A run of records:
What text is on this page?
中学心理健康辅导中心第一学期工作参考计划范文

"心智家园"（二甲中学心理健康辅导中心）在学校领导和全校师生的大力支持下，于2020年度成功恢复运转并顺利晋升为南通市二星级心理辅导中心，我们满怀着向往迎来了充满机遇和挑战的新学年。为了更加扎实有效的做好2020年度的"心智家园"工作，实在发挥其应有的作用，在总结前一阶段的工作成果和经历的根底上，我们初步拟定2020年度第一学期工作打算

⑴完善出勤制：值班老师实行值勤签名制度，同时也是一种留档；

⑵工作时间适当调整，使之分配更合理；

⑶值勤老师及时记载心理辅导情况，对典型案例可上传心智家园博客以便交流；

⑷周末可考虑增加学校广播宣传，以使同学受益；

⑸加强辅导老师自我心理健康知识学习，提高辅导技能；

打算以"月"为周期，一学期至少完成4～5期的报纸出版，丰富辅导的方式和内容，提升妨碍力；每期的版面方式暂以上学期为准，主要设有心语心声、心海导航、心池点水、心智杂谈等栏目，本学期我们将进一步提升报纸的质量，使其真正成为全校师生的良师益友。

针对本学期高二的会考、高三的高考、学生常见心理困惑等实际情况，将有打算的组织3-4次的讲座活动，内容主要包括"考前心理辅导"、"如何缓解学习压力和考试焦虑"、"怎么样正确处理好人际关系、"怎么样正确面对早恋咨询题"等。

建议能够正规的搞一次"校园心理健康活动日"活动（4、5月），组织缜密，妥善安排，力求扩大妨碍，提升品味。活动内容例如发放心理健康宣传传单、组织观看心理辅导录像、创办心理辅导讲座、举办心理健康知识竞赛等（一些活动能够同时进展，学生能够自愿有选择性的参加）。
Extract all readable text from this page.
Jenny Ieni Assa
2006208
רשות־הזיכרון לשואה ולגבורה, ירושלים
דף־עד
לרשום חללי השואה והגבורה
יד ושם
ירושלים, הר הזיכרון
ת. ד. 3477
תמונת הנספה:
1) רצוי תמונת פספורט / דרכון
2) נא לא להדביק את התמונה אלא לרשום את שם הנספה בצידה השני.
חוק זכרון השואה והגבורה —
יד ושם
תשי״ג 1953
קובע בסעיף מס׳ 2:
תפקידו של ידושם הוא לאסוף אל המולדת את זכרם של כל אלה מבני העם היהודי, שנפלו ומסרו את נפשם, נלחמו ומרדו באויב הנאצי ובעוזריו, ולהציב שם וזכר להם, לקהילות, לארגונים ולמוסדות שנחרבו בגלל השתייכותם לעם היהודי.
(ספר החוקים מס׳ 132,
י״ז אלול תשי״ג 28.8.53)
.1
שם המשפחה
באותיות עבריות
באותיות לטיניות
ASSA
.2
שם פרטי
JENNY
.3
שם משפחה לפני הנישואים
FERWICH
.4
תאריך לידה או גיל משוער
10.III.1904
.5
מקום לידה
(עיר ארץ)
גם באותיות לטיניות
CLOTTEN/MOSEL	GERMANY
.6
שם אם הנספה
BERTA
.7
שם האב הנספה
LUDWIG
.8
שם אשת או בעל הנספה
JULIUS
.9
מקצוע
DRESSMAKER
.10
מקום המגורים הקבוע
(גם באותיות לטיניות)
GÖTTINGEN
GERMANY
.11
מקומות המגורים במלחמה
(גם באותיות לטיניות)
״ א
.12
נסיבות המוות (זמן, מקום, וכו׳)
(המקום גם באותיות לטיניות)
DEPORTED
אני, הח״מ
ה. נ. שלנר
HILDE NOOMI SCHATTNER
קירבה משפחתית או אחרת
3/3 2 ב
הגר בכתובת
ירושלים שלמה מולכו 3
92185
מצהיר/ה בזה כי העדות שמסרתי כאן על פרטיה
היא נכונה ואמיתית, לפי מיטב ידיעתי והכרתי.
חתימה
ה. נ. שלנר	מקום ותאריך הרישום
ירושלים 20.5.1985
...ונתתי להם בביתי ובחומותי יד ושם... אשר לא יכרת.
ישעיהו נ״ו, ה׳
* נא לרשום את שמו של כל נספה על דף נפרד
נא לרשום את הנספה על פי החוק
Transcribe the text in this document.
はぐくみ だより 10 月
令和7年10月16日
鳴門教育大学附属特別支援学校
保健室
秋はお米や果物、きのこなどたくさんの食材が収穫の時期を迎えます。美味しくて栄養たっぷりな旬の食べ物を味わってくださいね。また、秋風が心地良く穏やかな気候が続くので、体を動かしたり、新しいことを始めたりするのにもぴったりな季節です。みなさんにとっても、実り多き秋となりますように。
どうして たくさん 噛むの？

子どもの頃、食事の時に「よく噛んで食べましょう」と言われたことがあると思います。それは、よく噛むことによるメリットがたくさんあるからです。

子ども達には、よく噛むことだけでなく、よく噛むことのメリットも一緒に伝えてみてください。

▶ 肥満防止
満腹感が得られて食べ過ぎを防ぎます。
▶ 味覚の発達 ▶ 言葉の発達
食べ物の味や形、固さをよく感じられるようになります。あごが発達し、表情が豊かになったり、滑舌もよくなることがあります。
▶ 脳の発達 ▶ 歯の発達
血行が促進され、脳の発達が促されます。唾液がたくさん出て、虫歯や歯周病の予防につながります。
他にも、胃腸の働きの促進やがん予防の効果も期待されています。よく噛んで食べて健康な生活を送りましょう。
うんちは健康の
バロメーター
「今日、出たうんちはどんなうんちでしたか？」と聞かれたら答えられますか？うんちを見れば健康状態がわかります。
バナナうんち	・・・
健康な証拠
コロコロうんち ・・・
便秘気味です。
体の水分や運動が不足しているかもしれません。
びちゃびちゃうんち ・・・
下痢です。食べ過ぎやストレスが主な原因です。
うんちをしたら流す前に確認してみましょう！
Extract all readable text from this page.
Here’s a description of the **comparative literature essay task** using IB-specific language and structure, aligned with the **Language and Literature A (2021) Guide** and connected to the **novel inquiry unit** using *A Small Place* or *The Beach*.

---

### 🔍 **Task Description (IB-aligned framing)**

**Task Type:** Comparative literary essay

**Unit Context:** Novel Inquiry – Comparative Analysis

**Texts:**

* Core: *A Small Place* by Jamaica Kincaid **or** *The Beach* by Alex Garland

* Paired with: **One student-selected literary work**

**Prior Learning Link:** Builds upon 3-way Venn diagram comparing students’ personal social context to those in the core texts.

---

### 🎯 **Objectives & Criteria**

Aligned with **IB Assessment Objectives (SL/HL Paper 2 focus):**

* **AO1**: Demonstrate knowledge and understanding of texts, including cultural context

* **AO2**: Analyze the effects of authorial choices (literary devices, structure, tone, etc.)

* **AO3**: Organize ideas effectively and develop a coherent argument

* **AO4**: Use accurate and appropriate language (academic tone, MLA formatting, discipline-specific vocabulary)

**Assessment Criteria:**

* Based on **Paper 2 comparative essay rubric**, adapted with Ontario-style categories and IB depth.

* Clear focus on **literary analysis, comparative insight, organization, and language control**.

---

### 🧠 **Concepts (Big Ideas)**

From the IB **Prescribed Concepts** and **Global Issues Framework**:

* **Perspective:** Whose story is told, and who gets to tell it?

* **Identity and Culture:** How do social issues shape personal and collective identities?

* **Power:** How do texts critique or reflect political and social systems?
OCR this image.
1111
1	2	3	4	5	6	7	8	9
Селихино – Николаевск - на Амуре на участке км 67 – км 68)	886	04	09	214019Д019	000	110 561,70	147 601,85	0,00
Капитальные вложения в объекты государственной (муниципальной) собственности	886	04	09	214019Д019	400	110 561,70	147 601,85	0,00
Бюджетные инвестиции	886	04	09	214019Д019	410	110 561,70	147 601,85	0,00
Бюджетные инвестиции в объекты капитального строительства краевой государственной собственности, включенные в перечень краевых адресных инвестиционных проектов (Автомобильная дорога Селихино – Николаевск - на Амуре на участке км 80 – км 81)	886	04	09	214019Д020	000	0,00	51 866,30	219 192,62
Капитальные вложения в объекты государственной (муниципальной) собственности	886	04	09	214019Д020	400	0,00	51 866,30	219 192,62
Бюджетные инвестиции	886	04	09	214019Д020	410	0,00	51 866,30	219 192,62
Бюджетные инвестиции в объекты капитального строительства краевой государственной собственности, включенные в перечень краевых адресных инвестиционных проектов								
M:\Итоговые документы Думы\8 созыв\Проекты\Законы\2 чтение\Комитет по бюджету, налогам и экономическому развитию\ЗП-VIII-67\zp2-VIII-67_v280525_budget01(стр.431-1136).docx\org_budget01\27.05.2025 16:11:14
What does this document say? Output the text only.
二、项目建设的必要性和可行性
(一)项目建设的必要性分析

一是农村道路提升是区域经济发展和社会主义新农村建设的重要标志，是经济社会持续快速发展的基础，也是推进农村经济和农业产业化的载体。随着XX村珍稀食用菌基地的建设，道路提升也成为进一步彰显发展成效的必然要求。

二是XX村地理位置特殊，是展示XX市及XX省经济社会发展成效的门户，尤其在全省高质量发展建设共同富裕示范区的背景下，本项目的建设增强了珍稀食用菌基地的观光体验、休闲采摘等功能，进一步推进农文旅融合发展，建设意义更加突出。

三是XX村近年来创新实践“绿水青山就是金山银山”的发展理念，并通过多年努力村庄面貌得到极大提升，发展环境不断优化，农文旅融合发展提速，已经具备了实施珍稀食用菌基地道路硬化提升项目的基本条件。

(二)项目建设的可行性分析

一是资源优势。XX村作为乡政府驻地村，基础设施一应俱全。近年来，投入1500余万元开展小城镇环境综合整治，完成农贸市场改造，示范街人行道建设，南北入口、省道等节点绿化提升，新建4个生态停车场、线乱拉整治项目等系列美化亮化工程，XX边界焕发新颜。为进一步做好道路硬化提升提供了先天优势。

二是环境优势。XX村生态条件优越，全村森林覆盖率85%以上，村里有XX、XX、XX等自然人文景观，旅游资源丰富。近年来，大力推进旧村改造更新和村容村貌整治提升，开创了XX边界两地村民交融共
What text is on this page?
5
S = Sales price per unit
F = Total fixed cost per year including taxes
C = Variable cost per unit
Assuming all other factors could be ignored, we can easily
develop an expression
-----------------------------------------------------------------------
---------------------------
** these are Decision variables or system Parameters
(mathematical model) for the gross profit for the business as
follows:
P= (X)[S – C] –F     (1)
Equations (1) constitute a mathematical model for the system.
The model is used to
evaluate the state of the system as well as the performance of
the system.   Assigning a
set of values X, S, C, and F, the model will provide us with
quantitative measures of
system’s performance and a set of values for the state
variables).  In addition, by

Written task:
Scan the records above for the string "personal", then select every line that holds it.

Finished exercise:
**Prior Learning Link:** Builds upon 3-way Venn diagram comparing students’ personal social context to those in the core texts.
* **Identity and Culture:** How do social issues shape personal and collective identities?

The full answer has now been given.